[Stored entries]
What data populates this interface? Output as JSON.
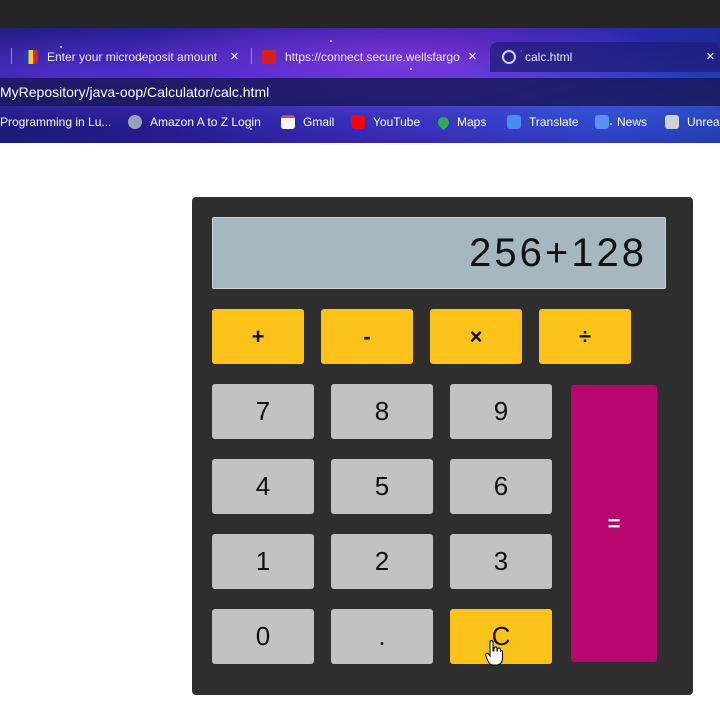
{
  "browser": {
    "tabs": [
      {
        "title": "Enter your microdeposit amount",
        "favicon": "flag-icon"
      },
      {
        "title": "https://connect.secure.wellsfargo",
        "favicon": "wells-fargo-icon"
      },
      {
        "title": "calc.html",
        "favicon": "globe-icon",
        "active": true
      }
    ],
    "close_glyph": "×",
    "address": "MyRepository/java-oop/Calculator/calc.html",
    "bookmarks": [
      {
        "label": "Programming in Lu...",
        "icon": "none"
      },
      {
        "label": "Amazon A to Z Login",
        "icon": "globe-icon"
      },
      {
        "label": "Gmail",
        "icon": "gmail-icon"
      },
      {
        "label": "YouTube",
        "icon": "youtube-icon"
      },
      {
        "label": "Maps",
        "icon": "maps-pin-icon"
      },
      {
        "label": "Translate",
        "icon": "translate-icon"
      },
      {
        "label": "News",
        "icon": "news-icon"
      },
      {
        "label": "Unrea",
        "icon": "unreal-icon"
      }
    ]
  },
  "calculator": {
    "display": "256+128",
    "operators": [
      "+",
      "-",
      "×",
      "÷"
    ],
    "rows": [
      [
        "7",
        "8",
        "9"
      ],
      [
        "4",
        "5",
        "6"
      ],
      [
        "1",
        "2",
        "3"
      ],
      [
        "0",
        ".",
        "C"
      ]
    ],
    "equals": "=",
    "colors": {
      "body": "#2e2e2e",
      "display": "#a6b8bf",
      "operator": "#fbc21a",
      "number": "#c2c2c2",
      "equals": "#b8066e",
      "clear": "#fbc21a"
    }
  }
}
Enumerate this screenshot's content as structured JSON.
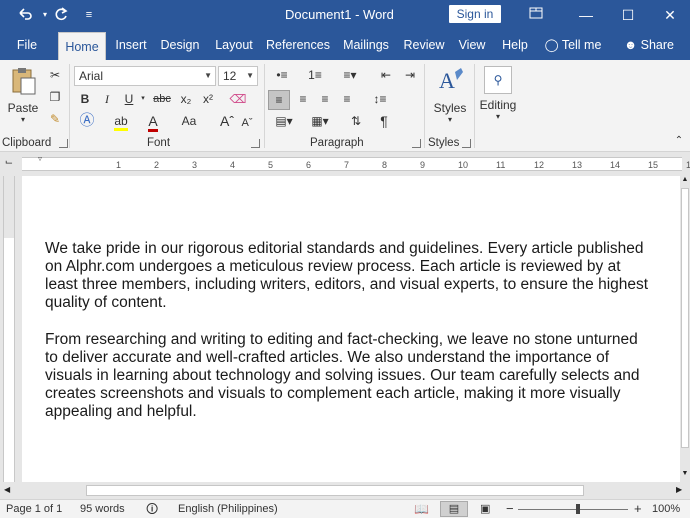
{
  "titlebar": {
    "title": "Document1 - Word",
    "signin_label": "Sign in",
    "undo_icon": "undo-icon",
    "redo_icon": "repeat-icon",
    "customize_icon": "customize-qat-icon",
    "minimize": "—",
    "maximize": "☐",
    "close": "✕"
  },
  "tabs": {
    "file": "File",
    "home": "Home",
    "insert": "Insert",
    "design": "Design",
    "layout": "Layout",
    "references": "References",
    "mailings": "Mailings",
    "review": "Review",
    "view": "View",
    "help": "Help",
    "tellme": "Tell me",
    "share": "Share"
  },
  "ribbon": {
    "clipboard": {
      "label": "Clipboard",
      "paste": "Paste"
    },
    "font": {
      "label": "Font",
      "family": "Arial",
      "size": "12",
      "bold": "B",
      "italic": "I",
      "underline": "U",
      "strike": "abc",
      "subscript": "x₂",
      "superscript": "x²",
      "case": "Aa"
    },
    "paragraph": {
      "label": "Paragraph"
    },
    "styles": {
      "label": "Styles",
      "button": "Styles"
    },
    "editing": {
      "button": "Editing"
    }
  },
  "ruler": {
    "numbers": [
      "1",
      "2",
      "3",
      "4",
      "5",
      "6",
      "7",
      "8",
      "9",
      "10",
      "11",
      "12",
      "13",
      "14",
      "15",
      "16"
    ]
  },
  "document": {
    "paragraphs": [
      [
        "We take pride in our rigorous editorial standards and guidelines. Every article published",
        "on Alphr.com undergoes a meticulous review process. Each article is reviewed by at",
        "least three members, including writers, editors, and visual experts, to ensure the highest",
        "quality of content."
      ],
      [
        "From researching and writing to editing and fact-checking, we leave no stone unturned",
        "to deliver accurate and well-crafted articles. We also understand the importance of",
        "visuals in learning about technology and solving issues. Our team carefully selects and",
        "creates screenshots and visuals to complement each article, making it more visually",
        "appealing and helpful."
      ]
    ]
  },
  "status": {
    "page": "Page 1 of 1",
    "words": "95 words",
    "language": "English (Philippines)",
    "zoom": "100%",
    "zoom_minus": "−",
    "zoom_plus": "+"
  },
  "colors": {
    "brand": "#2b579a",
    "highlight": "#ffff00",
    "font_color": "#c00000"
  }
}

#### Work required
Give only the number of lines in the entries above that contain the string "review".

#### Written response
2